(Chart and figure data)
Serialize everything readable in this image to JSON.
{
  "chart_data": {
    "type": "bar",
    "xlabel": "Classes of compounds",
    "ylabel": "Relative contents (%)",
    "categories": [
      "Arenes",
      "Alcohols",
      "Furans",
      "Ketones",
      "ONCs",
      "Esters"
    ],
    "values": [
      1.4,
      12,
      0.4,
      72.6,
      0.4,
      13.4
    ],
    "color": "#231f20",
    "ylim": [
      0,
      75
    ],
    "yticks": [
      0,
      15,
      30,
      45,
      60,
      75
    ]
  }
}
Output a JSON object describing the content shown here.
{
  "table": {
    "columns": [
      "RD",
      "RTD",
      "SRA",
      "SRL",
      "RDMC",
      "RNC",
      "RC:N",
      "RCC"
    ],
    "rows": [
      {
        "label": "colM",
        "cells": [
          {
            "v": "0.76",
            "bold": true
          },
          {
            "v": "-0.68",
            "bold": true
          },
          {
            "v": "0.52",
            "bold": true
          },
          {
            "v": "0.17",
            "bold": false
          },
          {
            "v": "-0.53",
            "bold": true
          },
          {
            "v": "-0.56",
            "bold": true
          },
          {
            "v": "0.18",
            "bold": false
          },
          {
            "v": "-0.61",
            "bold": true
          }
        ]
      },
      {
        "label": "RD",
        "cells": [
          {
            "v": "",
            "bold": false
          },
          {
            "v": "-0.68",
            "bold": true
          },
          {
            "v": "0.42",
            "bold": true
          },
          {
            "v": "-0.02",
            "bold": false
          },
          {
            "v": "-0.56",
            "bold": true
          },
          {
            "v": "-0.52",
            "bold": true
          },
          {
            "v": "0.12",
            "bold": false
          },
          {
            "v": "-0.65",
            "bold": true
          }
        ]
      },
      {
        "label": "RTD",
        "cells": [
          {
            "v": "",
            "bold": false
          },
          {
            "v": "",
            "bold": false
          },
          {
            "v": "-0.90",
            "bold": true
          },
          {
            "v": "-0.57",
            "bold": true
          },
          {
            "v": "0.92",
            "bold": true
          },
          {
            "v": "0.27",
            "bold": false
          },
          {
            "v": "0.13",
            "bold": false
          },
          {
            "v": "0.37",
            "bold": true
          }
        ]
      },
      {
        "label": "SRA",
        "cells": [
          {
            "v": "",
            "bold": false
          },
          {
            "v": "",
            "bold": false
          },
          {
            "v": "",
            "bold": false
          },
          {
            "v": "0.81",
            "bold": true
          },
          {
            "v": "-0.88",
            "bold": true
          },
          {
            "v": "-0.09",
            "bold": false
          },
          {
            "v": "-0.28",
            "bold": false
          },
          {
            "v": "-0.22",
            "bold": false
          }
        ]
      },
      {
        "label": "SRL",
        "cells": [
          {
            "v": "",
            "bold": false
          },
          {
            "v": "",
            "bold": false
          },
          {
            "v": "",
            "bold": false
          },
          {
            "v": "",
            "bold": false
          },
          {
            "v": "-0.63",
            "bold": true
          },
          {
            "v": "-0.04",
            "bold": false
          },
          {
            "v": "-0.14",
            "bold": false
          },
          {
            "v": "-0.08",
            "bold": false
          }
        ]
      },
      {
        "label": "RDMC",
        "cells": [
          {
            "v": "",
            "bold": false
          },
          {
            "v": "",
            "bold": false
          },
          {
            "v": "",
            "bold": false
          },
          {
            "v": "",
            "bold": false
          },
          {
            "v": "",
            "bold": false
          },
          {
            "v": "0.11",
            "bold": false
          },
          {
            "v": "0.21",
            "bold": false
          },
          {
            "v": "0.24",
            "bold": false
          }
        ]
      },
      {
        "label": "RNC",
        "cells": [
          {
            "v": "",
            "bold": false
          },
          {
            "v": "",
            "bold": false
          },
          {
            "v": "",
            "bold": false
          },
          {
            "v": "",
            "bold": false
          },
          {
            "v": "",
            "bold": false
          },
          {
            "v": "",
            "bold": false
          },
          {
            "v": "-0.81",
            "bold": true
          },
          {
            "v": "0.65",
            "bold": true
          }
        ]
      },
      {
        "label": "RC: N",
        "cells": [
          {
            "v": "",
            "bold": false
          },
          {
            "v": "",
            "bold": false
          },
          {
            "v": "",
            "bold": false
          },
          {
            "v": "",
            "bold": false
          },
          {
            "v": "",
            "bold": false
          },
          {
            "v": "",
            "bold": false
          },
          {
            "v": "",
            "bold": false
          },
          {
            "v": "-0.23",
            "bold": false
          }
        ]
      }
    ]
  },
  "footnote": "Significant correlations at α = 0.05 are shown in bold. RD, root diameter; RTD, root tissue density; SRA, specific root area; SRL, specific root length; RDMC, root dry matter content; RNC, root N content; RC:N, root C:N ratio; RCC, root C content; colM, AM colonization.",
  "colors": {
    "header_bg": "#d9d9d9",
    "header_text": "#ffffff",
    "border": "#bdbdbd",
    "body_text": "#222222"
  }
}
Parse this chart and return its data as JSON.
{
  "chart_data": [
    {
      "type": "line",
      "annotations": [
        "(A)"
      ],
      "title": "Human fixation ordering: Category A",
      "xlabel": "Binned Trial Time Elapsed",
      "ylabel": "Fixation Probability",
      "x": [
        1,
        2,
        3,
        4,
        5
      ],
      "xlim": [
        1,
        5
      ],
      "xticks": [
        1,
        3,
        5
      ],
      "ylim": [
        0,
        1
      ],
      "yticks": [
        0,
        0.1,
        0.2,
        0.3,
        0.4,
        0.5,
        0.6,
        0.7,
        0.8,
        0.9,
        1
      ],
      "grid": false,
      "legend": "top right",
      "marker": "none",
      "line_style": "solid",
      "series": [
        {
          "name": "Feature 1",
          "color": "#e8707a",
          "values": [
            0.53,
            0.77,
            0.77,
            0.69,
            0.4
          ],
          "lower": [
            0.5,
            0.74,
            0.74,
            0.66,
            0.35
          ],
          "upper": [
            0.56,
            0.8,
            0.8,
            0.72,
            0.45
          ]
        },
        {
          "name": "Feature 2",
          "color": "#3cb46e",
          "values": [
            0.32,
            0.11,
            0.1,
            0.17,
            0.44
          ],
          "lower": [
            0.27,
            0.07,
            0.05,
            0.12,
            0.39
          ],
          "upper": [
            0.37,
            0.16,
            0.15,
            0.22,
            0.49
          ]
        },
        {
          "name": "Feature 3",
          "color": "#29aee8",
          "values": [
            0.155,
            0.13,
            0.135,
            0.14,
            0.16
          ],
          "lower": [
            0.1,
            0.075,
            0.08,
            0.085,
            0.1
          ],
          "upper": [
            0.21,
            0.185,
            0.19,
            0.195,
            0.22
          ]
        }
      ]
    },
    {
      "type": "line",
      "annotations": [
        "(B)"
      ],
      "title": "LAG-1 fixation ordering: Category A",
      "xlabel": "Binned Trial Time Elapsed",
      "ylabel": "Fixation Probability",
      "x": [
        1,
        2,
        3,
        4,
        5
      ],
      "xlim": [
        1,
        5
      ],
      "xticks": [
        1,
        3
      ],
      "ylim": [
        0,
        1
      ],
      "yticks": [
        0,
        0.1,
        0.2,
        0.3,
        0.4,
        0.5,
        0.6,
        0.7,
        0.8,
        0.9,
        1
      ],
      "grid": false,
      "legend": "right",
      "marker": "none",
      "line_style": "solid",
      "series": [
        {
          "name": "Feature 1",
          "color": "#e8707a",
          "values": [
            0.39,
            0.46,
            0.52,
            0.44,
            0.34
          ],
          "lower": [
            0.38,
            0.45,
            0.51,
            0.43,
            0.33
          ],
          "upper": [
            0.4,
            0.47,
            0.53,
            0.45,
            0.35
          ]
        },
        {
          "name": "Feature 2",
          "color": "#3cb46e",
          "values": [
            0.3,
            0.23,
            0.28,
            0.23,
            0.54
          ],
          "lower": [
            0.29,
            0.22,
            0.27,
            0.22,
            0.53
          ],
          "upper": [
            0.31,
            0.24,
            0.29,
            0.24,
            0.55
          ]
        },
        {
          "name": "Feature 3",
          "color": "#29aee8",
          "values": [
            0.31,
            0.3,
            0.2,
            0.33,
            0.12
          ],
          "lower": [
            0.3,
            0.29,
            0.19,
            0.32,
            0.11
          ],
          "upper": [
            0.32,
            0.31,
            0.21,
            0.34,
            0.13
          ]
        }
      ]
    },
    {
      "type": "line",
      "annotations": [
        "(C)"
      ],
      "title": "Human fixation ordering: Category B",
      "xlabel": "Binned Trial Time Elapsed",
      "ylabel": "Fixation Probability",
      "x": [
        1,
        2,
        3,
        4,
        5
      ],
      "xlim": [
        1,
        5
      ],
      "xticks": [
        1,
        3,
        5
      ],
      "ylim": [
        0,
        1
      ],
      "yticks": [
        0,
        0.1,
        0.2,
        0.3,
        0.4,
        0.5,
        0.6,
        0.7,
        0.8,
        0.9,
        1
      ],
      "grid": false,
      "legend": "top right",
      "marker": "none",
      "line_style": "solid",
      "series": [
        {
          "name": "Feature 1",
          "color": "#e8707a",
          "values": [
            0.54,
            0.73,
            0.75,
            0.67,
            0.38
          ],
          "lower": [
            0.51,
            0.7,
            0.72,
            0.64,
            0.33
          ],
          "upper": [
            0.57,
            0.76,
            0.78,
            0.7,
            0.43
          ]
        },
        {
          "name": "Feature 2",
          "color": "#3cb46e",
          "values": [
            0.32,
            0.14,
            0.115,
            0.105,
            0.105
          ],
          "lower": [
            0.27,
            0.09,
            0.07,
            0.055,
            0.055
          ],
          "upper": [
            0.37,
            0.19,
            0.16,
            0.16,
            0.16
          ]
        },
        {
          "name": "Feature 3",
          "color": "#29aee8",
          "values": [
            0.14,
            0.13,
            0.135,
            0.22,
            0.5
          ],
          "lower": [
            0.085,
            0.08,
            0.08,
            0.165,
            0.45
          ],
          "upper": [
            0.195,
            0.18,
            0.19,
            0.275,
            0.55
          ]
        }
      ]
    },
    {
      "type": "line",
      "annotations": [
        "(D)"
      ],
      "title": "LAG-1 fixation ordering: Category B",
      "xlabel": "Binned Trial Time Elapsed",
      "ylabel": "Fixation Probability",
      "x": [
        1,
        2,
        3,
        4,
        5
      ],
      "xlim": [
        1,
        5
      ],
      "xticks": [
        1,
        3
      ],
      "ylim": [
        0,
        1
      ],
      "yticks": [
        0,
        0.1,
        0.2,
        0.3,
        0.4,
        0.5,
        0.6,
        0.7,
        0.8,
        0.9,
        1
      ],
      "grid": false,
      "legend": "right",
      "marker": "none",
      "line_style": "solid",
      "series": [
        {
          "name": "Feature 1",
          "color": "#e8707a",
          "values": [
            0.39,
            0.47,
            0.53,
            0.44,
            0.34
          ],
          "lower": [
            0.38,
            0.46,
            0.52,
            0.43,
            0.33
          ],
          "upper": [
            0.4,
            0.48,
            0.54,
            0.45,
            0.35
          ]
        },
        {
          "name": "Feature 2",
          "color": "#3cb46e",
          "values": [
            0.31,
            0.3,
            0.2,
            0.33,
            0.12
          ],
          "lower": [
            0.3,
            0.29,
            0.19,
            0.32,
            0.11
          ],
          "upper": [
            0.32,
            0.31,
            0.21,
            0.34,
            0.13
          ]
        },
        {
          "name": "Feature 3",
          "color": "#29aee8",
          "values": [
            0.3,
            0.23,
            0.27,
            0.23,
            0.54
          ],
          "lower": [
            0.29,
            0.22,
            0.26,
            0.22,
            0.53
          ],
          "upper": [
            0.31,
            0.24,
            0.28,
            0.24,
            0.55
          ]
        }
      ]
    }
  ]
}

*TO DO*. From the records given above, copy all lines containing "Category".

*RESPONSE BELOW*.
      "title": "Human fixation ordering: Category A",
      "title": "LAG-1 fixation ordering: Category A",
      "title": "Human fixation ordering: Category B",
      "title": "LAG-1 fixation ordering: Category B",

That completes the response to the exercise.